> **Excerpt**:
Tuesday, 5 June 2007

Evaluation madness

The evaluation was on Monday.

The quick version is that it was a complete waste of everyone's time.

The longer version goes something like this....

My sister (from now on known as Gargamel) was late because she couldn't find the place. Since she was driving the Boy, my mother (now known as Big Al because that is how she signs all her notes to me) and the Sperm Donor (also known as the Twat), this complicated the assessment.

I had to fill out his forms. These were mainly on his behavioural traits, and really, the therapist should have seen this as the first clue. Aunties should not be filling out these forms, making notes and generally completing paperwork for someone else's child.

So everyone turned up. The Boy made a beeline for a box of lego on the floor (I was hard pushed not to do the same) and the talking began.

The therapists wanted to discuss with the Boy how he felt about his parents breakup. Since this happened when he was 10 months, he didn't really have any feelings about it. They turned to the current custody arrangements - formally, and per the court agreement, Gargamel has full custody, they share parental rights and Sperm Donor has him every weekend.

> **What you need to do**: Could you reproduce the stretch of the blog post from "The quick version" through "the talking began."?

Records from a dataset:
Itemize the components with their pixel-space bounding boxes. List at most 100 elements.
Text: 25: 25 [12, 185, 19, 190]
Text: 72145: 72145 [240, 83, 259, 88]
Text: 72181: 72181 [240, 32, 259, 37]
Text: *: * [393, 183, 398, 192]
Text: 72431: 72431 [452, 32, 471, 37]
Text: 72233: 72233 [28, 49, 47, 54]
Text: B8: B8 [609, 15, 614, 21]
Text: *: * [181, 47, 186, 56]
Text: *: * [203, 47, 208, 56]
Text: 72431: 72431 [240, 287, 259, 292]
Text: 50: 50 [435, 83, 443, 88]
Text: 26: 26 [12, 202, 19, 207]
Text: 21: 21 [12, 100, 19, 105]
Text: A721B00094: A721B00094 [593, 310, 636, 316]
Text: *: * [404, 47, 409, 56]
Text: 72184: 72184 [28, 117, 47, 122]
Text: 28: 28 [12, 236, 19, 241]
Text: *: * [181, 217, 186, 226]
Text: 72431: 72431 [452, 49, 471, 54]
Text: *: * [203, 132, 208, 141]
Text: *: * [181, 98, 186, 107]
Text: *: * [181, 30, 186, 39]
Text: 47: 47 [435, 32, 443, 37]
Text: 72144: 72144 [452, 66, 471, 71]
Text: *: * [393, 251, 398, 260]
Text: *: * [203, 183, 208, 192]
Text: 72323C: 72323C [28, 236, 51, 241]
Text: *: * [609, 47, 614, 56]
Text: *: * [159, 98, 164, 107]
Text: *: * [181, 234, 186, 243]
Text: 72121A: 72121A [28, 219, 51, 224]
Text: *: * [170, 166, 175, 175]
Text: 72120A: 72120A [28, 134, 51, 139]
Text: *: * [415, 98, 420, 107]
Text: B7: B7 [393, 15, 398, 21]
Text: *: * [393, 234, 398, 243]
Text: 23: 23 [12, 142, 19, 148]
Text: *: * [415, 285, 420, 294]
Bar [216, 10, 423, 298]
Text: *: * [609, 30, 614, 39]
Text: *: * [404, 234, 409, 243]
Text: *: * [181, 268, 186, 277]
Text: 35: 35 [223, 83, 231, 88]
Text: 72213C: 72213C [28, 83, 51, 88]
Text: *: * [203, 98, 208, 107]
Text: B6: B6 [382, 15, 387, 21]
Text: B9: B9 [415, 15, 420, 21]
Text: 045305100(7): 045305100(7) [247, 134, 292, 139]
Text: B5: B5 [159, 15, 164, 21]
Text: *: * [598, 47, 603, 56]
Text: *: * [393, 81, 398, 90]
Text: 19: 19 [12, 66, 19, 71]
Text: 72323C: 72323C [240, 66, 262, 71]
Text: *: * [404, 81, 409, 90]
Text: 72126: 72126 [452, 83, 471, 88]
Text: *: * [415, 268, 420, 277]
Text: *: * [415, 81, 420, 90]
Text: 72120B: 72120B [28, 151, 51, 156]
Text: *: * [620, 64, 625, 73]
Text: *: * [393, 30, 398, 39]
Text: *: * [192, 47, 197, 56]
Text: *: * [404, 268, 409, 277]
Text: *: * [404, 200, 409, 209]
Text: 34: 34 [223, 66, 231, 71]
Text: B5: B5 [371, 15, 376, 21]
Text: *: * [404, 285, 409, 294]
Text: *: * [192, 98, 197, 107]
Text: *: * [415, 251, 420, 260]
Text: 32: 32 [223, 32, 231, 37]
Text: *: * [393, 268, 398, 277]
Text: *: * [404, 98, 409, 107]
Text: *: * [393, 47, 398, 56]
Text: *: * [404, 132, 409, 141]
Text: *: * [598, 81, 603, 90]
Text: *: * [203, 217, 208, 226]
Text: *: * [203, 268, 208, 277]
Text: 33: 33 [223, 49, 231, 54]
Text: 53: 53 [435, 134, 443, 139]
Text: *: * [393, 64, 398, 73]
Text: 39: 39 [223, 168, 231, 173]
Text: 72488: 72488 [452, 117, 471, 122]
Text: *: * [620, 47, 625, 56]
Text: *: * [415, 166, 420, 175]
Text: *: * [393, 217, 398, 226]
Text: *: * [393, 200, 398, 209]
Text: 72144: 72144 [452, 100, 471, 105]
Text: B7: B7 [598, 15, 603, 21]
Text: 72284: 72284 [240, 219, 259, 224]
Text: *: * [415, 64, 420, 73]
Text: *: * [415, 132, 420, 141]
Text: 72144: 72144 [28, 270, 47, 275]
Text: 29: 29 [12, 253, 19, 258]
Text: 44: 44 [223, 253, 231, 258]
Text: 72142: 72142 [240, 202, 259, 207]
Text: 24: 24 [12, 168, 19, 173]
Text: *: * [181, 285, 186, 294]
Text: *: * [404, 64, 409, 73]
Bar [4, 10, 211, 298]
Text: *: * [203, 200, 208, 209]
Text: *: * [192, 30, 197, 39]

> **Result for this task**:
The quick version is that it was a complete waste of everyone's time.

The longer version goes something like this....

My sister (from now on known as Gargamel) was late because she couldn't find the place. Since she was driving the Boy, my mother (now known as Big Al because that is how she signs all her notes to me) and the Sperm Donor (also known as the Twat), this complicated the assessment.

I had to fill out his forms. These were mainly on his behavioural traits, and really, the therapist should have seen this as the first clue. Aunties should not be filling out these forms, making notes and generally completing paperwork for someone else's child.

So everyone turned up. The Boy made a beeline for a box of lego on the floor (I was hard pushed not to do the same) and the talking began.